WRITTEN INSTRUCTION
In the records below, find the line containing "Read all visible content and emit it as JSON." and repeat it and every line after it exactly, without pictures.

— start of MATERIAL FOR THIS EXERCISE —

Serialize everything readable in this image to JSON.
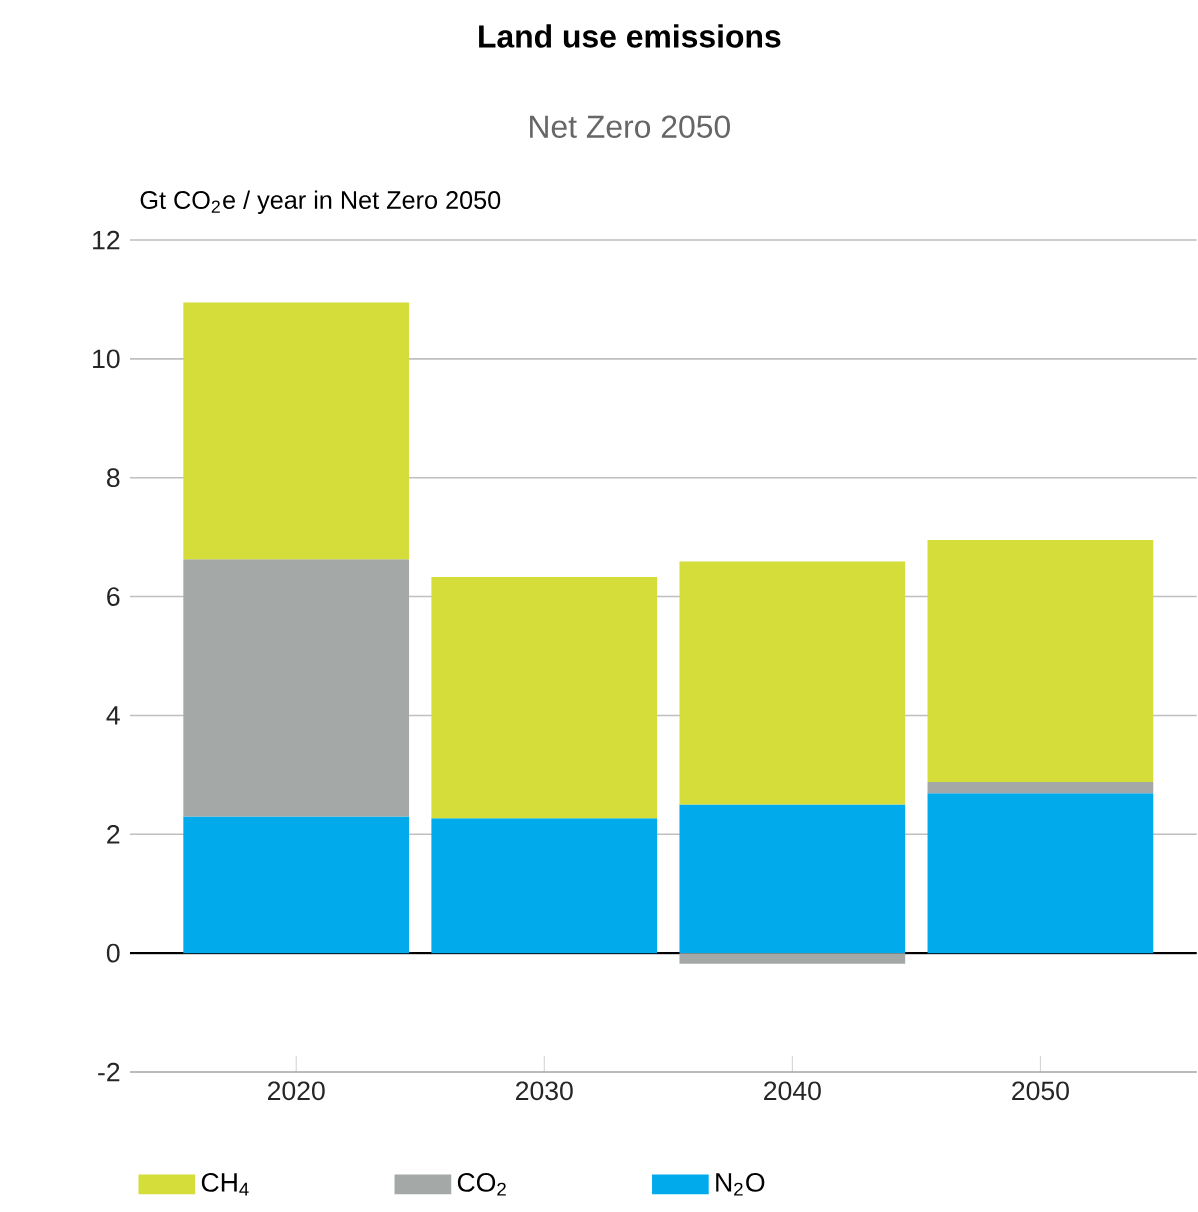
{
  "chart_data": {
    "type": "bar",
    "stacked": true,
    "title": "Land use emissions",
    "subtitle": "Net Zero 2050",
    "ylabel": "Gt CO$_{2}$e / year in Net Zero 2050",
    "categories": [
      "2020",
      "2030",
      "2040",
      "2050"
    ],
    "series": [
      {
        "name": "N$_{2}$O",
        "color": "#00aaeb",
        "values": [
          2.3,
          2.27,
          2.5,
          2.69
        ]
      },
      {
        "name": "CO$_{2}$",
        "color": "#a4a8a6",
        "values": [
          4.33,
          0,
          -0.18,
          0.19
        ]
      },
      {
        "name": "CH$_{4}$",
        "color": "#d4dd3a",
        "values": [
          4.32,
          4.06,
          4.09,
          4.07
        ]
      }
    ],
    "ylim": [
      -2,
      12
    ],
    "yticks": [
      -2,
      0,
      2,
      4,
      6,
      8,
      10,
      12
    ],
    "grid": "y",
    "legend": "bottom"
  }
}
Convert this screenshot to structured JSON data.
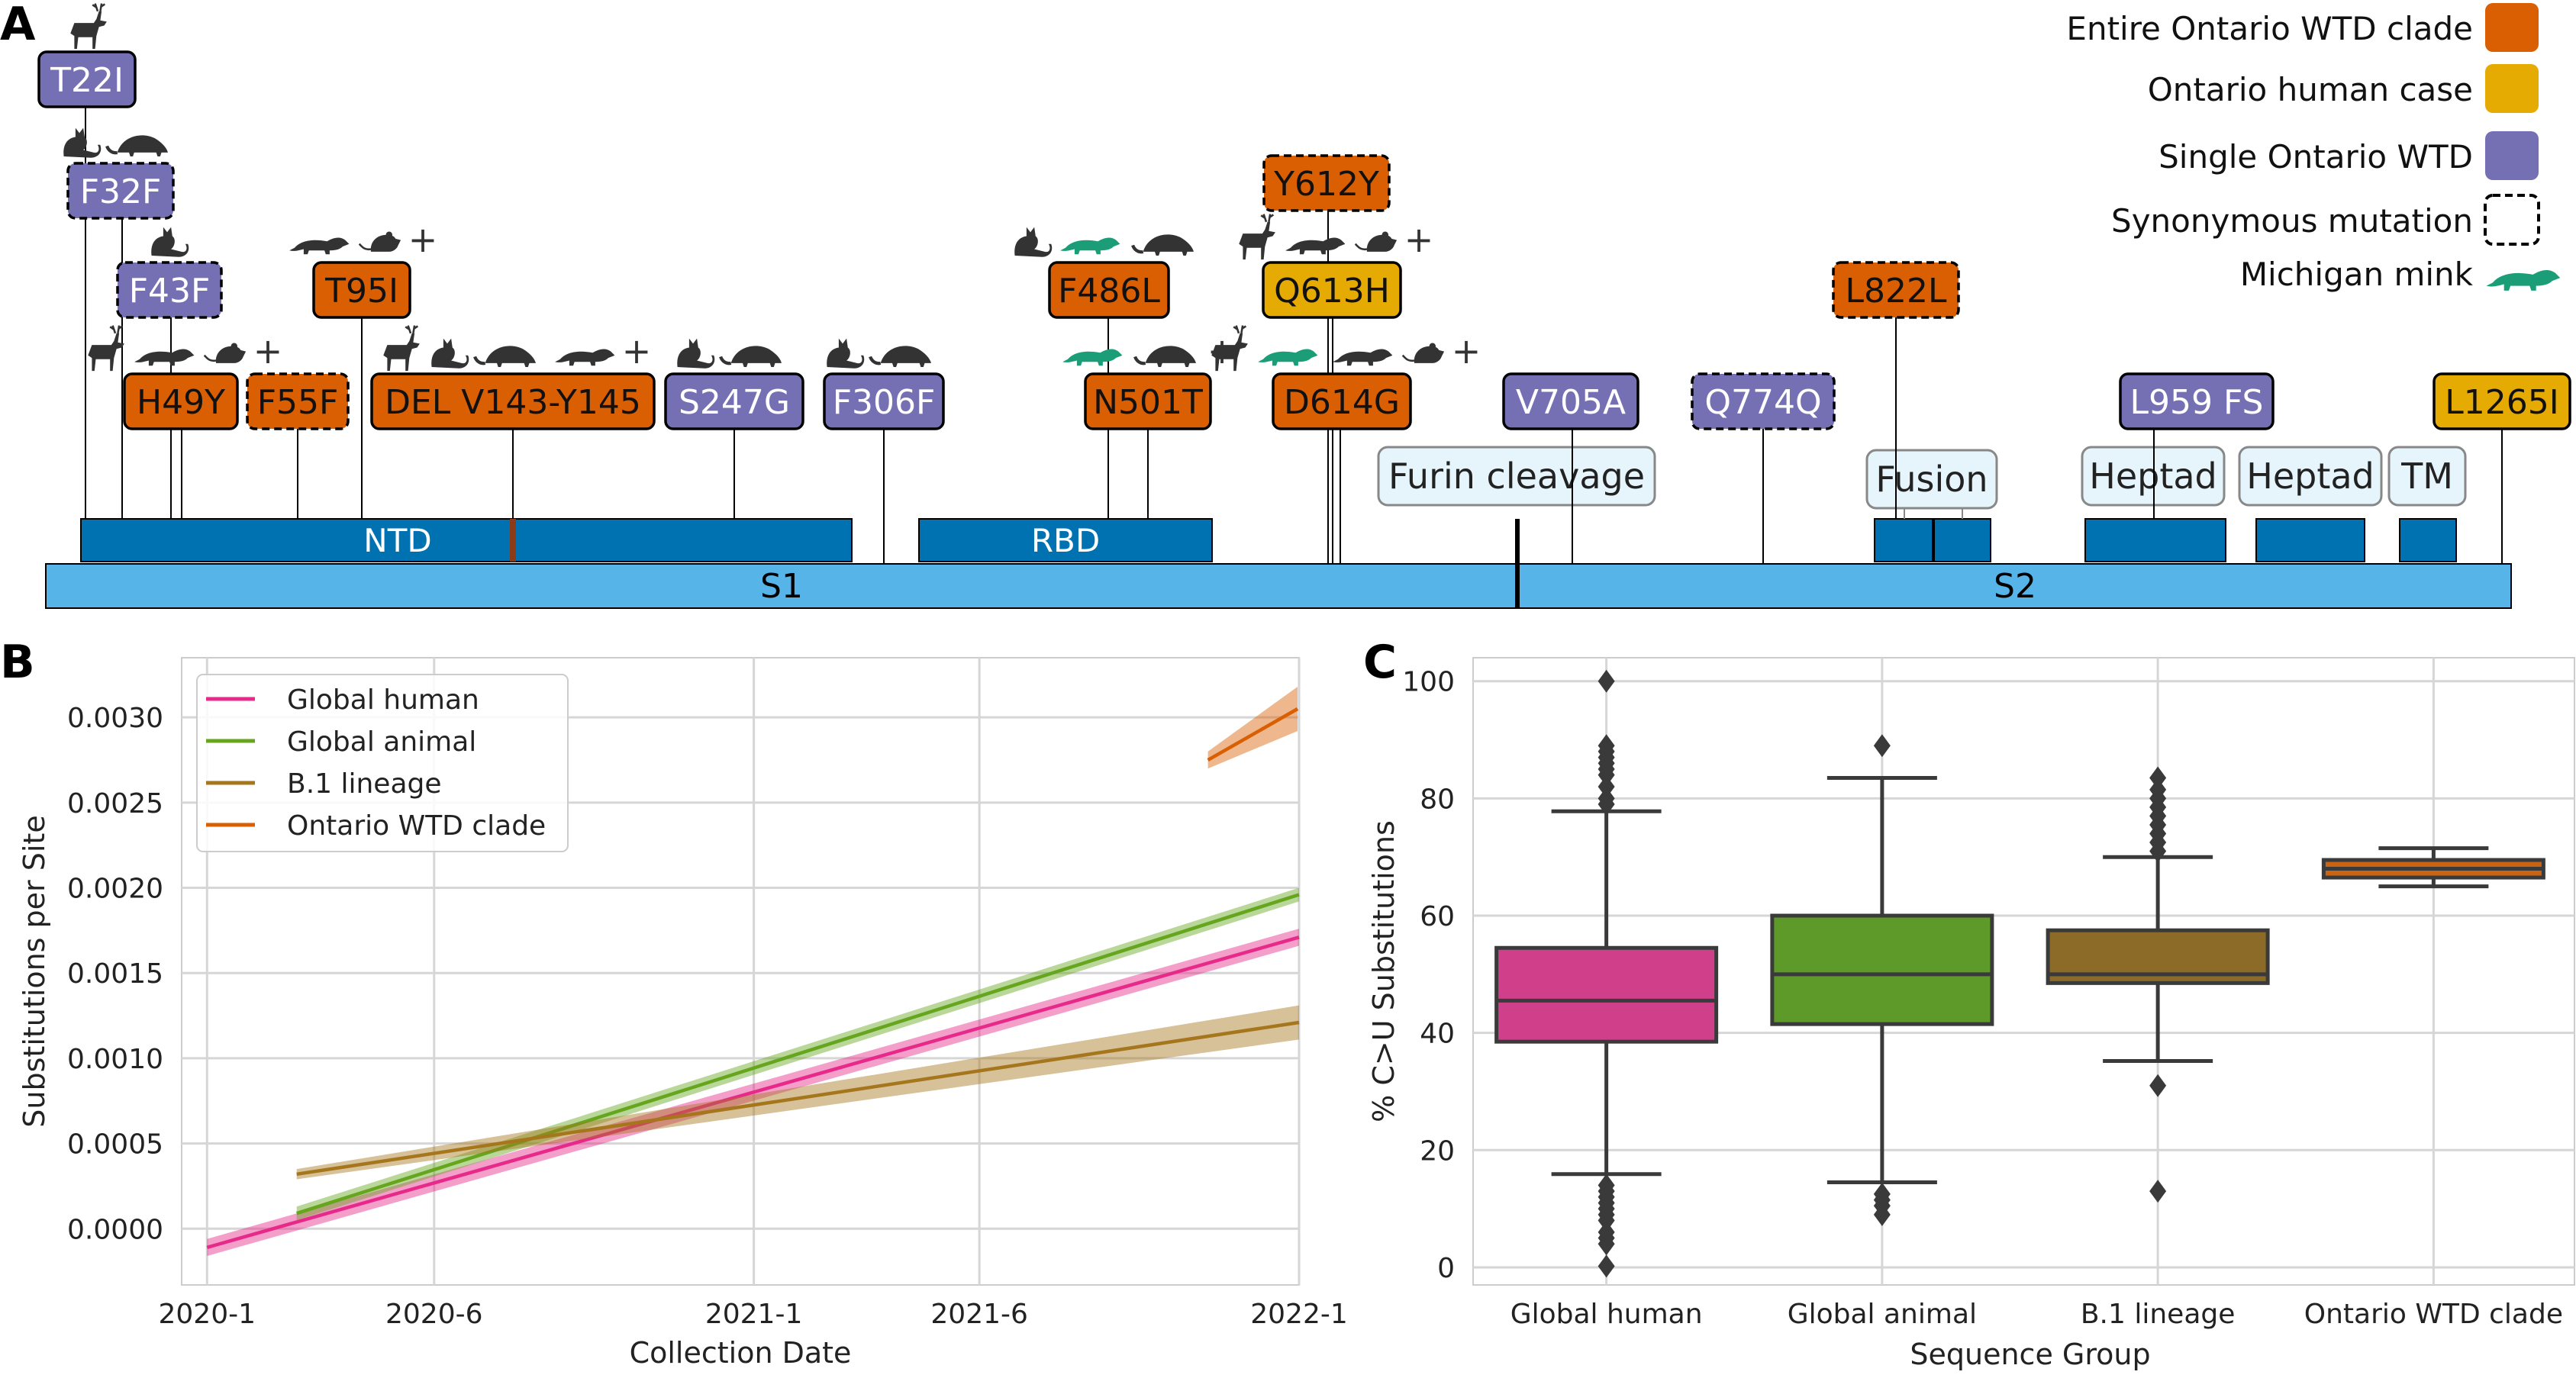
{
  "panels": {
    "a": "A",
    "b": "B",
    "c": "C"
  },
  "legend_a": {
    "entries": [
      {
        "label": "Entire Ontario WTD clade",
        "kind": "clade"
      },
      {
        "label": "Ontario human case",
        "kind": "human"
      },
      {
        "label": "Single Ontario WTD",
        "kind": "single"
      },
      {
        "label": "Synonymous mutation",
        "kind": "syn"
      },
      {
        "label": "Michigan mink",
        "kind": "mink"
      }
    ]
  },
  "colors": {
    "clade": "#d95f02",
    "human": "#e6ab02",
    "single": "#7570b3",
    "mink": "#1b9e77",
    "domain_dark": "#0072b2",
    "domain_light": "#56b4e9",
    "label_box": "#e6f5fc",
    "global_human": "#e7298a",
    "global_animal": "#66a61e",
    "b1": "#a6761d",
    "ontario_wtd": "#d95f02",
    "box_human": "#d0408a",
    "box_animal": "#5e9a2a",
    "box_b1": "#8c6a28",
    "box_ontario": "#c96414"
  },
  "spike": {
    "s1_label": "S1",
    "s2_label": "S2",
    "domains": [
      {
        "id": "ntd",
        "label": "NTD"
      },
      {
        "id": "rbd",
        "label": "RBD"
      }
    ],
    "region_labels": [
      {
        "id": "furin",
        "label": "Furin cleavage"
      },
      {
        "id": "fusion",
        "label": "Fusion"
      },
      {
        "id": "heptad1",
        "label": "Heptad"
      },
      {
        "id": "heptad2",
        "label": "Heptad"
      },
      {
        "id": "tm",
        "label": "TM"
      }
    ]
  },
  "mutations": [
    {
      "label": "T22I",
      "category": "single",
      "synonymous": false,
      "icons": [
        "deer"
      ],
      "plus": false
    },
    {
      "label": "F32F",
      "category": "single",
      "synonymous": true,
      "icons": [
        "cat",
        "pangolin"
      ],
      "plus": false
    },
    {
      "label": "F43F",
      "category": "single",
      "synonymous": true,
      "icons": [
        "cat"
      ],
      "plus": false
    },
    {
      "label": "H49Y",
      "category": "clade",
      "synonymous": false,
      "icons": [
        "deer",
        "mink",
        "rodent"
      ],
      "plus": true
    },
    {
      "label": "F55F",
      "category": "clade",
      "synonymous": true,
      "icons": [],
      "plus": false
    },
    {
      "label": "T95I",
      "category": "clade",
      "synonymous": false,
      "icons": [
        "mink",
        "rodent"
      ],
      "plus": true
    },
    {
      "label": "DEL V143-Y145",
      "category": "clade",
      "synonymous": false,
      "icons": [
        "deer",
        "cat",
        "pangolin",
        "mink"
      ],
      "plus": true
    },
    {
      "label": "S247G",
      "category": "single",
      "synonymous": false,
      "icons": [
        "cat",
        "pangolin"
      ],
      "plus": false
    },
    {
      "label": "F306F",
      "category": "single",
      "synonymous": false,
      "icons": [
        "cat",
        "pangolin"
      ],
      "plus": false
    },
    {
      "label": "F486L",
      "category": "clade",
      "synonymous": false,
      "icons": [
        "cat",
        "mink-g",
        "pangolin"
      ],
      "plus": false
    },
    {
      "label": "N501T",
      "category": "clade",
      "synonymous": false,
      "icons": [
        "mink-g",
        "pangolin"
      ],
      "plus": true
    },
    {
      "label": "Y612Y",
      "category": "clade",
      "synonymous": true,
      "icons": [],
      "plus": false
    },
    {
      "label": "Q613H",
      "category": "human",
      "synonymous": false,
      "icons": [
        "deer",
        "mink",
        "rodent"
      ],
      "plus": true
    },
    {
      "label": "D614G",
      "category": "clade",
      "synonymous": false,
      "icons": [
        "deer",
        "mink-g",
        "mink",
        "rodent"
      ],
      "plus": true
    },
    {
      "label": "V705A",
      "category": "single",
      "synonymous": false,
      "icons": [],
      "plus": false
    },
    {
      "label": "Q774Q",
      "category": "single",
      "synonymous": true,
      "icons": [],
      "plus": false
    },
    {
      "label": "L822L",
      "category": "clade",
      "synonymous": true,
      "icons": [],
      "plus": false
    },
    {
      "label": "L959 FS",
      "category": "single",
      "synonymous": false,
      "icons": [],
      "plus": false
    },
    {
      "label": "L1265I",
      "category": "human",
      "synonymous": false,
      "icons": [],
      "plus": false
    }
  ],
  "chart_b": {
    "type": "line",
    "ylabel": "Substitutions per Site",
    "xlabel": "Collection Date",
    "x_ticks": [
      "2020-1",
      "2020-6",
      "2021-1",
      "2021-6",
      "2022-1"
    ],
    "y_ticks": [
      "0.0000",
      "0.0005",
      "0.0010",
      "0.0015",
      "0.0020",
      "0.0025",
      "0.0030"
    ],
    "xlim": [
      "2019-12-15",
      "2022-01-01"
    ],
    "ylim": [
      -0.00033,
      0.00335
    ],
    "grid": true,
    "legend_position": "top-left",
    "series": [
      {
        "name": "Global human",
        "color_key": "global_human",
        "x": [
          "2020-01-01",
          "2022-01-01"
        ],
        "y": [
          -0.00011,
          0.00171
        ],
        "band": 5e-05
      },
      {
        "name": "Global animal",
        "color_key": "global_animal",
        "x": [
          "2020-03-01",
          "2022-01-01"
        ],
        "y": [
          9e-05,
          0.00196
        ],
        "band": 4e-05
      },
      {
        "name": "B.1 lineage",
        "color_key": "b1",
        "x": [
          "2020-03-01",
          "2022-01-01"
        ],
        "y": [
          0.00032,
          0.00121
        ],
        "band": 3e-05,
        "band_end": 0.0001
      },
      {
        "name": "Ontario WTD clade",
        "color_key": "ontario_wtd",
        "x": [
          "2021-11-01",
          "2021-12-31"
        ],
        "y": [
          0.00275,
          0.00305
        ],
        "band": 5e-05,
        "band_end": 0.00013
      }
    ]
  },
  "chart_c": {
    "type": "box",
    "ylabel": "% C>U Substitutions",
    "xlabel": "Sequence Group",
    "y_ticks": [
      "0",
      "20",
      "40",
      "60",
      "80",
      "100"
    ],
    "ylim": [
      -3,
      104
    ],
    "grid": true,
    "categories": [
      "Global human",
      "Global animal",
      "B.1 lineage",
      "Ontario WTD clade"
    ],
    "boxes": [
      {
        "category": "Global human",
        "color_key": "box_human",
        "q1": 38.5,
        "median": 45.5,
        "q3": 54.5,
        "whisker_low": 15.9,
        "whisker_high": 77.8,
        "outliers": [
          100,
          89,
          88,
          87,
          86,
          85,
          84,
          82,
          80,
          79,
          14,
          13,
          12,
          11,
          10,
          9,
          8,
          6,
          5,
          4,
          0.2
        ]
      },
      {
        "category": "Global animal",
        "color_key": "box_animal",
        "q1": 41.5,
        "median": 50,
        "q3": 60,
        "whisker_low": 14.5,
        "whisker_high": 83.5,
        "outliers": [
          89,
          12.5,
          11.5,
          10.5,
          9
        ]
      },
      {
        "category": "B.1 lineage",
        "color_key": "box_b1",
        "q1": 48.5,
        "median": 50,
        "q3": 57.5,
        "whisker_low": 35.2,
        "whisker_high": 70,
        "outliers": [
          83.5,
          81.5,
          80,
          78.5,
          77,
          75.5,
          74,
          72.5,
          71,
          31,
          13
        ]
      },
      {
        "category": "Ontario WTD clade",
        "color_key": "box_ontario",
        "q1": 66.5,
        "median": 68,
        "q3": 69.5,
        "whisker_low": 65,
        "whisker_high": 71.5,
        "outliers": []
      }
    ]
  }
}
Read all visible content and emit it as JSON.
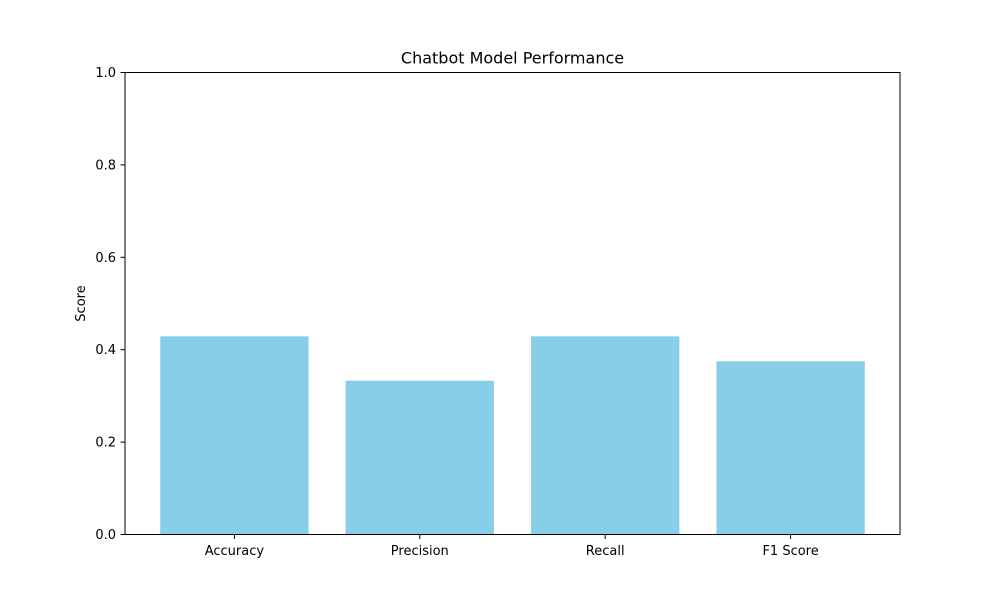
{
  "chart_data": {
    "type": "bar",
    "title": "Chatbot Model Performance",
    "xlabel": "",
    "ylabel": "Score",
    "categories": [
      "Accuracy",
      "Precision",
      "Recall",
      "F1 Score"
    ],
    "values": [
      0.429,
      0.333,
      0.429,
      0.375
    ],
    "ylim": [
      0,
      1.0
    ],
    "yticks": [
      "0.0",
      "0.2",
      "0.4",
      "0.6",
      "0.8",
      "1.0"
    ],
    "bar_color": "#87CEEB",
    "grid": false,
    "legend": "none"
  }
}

— end of MATERIAL FOR THIS EXERCISE —

SOLUTION TO THIS PROBLEM
Read all visible content and emit it as JSON.
{
  "chart_data": {
    "type": "bar",
    "title": "Chatbot Model Performance",
    "xlabel": "",
    "ylabel": "Score",
    "categories": [
      "Accuracy",
      "Precision",
      "Recall",
      "F1 Score"
    ],
    "values": [
      0.429,
      0.333,
      0.429,
      0.375
    ],
    "ylim": [
      0,
      1.0
    ],
    "yticks": [
      "0.0",
      "0.2",
      "0.4",
      "0.6",
      "0.8",
      "1.0"
    ],
    "bar_color": "#87CEEB",
    "grid": false,
    "legend": "none"
  }
}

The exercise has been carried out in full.